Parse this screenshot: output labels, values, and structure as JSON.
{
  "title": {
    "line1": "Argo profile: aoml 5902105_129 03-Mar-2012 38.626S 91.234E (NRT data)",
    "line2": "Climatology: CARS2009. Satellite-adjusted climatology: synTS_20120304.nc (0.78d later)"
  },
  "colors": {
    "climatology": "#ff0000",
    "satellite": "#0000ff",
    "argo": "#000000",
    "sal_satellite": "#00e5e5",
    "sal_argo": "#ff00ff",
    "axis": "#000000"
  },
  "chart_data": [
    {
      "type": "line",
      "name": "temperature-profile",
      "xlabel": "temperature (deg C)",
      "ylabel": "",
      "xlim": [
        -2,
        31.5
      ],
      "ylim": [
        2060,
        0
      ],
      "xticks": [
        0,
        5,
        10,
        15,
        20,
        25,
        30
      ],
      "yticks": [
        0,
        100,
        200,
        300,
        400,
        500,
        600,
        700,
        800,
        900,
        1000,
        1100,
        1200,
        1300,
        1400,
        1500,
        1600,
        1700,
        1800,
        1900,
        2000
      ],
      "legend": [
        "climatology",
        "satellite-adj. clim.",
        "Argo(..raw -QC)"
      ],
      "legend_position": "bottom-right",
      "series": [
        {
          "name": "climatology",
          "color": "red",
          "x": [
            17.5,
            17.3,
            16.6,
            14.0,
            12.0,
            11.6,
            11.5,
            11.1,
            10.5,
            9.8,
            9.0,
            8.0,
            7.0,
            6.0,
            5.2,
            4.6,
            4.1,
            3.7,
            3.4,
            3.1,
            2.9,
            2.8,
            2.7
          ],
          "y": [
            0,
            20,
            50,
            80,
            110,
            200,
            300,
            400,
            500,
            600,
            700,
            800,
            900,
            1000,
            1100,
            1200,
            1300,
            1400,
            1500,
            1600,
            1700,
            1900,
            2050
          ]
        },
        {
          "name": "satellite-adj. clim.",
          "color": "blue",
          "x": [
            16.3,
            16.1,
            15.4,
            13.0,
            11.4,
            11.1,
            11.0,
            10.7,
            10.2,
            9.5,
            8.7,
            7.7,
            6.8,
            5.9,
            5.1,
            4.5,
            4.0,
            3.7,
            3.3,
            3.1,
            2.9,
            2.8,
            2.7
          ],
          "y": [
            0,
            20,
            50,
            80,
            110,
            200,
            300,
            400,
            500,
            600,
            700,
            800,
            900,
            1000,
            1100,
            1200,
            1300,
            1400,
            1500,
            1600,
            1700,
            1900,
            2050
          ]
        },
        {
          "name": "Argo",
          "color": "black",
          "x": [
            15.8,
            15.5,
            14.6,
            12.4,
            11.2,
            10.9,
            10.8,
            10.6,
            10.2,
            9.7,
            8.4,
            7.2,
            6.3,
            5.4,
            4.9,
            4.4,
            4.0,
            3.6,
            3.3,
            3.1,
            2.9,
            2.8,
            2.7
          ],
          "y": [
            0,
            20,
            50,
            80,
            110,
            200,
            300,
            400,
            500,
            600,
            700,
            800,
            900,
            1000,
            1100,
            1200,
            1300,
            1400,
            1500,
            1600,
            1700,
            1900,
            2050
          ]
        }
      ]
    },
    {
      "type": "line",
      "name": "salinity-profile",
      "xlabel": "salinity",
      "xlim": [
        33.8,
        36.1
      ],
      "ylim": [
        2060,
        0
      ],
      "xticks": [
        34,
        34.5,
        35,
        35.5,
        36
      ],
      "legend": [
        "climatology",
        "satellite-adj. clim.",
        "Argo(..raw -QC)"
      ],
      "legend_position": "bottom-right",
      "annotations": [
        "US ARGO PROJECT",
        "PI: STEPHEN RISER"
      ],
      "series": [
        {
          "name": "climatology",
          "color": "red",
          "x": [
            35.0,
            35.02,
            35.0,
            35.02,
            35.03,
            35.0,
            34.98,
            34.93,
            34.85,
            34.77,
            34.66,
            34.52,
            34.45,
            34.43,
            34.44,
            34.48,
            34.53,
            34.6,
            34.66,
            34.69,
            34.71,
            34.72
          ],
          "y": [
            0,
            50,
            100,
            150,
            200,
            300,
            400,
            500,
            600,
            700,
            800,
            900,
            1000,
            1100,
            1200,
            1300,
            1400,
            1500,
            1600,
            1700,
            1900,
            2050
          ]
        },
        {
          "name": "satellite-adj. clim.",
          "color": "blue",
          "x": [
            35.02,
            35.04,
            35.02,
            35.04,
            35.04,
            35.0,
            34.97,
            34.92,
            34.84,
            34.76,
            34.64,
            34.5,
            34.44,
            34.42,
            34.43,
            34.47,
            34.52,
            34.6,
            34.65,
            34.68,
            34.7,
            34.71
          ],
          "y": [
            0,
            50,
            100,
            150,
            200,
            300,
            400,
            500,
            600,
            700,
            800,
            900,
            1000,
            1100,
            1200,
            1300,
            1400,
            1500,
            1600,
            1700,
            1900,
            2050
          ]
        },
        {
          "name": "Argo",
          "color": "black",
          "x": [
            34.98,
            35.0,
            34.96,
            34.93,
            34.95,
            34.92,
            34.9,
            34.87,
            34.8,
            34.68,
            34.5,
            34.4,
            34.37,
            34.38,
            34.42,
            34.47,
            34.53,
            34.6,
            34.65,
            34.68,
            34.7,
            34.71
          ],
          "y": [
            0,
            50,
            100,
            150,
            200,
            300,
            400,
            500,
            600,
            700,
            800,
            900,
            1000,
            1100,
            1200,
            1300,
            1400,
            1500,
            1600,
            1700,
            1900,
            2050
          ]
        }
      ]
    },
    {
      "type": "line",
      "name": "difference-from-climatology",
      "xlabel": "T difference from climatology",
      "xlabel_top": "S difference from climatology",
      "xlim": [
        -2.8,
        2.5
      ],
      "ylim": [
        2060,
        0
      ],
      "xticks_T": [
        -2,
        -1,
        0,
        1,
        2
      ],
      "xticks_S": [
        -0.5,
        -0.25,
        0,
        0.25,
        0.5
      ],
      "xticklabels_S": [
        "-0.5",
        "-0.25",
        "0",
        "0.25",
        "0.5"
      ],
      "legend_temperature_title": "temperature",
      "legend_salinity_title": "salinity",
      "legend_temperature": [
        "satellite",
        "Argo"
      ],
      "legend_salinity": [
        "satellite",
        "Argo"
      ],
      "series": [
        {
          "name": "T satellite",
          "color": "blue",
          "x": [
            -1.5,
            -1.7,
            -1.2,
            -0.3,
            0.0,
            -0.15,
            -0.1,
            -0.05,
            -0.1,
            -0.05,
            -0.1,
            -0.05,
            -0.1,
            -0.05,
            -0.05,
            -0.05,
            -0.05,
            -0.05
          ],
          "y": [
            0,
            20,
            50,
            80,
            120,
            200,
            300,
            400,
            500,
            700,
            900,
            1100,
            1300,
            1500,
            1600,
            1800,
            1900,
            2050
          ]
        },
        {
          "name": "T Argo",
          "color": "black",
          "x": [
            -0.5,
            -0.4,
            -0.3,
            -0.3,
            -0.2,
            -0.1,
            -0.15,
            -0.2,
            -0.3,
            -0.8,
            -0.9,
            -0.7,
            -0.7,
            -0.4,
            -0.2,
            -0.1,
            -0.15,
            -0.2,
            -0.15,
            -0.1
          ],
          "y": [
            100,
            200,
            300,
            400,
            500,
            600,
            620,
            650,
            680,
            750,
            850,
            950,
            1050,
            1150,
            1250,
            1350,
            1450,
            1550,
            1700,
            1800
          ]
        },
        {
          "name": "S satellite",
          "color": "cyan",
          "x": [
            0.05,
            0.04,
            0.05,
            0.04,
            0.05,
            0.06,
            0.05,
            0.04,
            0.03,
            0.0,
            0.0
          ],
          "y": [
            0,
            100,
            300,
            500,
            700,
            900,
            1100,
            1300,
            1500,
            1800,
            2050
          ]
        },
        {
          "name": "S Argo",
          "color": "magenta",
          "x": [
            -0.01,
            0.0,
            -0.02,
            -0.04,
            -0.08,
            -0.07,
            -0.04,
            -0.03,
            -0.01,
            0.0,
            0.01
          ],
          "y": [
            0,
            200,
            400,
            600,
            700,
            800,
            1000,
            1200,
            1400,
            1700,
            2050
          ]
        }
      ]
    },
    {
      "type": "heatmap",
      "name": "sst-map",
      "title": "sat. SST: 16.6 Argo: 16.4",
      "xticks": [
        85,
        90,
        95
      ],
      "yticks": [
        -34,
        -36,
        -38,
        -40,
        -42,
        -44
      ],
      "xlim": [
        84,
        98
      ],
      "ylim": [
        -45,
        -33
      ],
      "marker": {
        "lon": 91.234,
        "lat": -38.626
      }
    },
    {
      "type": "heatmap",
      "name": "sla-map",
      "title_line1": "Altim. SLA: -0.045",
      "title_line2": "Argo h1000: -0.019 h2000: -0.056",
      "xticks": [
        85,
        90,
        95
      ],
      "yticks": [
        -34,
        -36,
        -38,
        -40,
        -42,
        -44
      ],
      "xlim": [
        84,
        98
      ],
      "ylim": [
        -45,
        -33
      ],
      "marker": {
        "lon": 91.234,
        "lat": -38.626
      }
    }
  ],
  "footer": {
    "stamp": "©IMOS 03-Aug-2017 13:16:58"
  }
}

* Set problem
Using the material above, report each line where "from" occurs.

* Worked answer
      "name": "difference-from-climatology",
      "xlabel": "T difference from climatology",
      "xlabel_top": "S difference from climatology",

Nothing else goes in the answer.